What you should do:
Quote exactly the lines running from the line with "Convert this document image to plain text." to the end of the entries, including both, and nothing else.

+++ Raw records +++

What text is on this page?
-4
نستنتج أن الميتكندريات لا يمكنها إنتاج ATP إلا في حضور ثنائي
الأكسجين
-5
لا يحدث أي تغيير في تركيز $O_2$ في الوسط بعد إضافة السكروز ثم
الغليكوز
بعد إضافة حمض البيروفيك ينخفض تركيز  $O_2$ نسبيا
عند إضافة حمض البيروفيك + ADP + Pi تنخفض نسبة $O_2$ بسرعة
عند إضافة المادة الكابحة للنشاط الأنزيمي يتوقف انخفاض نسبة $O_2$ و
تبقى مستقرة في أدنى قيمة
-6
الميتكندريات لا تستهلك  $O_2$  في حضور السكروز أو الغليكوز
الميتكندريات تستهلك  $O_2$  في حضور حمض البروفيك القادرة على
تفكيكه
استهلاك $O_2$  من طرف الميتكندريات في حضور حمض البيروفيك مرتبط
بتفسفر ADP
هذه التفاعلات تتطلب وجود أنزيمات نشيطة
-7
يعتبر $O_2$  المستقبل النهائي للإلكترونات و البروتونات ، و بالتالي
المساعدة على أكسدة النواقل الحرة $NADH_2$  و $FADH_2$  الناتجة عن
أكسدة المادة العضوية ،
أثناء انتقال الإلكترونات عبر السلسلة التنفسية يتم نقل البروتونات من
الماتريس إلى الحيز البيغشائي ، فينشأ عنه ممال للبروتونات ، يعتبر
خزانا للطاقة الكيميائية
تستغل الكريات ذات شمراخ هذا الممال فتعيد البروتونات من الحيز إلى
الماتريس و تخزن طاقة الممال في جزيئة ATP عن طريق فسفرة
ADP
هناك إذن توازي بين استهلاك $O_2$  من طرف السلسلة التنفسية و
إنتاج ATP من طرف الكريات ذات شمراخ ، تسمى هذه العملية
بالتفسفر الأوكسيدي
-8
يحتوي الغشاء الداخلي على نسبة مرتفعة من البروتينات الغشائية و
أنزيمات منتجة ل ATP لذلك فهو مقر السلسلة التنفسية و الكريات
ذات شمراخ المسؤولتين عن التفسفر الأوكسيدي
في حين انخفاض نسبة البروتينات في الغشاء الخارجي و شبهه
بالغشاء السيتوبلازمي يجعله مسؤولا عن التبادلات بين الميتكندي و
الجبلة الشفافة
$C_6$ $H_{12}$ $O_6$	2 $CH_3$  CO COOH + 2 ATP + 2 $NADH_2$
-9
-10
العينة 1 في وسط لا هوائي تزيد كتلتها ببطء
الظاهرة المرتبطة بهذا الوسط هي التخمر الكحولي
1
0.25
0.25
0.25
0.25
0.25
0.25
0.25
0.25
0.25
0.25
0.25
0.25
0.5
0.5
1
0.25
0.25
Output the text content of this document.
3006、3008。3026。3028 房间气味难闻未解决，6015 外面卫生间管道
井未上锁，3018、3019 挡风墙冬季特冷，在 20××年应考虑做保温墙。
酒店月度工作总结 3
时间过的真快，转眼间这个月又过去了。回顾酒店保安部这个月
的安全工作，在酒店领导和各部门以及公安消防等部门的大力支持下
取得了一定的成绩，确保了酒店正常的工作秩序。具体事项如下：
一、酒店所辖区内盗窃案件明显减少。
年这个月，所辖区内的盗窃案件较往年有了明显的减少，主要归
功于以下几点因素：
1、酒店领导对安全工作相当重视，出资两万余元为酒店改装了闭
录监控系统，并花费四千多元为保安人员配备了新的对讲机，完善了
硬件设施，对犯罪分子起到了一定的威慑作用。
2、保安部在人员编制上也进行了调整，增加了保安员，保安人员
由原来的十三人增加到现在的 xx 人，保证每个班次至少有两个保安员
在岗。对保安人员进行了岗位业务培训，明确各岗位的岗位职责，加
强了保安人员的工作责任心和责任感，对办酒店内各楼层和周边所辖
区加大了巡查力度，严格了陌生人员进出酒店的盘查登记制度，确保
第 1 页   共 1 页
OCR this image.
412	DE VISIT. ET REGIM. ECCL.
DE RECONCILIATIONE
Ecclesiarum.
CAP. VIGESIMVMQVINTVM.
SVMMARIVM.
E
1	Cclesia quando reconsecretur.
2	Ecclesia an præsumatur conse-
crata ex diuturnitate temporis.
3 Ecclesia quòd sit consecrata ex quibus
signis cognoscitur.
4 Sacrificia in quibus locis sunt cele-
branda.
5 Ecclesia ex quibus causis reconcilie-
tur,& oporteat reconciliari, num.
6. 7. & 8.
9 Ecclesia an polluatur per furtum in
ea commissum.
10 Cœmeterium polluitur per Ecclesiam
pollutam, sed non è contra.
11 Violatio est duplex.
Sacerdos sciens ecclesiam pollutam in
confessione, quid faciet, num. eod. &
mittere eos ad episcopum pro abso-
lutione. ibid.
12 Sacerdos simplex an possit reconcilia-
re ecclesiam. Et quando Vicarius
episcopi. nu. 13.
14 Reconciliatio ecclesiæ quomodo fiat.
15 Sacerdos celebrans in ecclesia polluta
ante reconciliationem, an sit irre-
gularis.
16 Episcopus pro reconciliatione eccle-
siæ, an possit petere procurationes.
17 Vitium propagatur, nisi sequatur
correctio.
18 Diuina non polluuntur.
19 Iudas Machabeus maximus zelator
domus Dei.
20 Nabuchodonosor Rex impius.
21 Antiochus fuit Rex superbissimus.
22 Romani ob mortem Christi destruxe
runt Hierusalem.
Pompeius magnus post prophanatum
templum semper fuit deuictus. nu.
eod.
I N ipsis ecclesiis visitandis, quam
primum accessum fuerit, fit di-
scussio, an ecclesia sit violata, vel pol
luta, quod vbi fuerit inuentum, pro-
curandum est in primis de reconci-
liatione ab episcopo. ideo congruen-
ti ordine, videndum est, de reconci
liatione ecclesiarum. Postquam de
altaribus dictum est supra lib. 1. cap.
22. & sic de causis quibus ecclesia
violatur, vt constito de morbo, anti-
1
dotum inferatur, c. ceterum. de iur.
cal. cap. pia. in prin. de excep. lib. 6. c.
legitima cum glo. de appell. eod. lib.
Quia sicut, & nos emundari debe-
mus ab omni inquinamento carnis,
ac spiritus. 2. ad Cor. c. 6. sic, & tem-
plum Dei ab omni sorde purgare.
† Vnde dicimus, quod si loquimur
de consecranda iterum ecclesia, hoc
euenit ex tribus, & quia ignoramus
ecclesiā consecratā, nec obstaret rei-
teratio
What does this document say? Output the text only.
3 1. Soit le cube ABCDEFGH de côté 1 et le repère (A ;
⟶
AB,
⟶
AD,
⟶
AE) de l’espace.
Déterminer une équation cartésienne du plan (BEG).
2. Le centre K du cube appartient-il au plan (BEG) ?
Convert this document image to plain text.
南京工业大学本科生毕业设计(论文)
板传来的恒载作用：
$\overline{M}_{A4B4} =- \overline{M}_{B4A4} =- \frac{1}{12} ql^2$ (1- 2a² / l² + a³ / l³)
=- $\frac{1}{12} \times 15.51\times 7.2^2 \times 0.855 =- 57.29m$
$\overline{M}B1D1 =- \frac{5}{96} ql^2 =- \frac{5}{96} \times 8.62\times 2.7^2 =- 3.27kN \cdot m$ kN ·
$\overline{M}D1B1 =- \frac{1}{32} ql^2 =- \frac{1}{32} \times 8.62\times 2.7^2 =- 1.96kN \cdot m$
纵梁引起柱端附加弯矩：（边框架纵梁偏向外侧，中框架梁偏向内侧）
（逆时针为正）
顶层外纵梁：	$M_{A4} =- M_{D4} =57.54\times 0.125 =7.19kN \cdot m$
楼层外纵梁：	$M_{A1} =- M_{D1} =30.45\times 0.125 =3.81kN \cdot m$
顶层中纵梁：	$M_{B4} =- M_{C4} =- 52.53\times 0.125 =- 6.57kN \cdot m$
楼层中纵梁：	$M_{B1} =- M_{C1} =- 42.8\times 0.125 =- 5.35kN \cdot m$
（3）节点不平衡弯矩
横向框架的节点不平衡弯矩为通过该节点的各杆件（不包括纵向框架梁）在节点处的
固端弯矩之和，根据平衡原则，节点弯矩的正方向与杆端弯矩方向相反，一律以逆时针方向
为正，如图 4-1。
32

+++

Task output:
Convert this document image to plain text.
南京工业大学本科生毕业设计(论文)
板传来的恒载作用：
$\overline{M}_{A4B4} =- \overline{M}_{B4A4} =- \frac{1}{12} ql^2$ (1- 2a² / l² + a³ / l³)
=- $\frac{1}{12} \times 15.51\times 7.2^2 \times 0.855 =- 57.29m$
$\overline{M}B1D1 =- \frac{5}{96} ql^2 =- \frac{5}{96} \times 8.62\times 2.7^2 =- 3.27kN \cdot m$ kN ·
$\overline{M}D1B1 =- \frac{1}{32} ql^2 =- \frac{1}{32} \times 8.62\times 2.7^2 =- 1.96kN \cdot m$
纵梁引起柱端附加弯矩：（边框架纵梁偏向外侧，中框架梁偏向内侧）
（逆时针为正）
顶层外纵梁：	$M_{A4} =- M_{D4} =57.54\times 0.125 =7.19kN \cdot m$
楼层外纵梁：	$M_{A1} =- M_{D1} =30.45\times 0.125 =3.81kN \cdot m$
顶层中纵梁：	$M_{B4} =- M_{C4} =- 52.53\times 0.125 =- 6.57kN \cdot m$
楼层中纵梁：	$M_{B1} =- M_{C1} =- 42.8\times 0.125 =- 5.35kN \cdot m$
（3）节点不平衡弯矩
横向框架的节点不平衡弯矩为通过该节点的各杆件（不包括纵向框架梁）在节点处的
固端弯矩之和，根据平衡原则，节点弯矩的正方向与杆端弯矩方向相反，一律以逆时针方向
为正，如图 4-1。
32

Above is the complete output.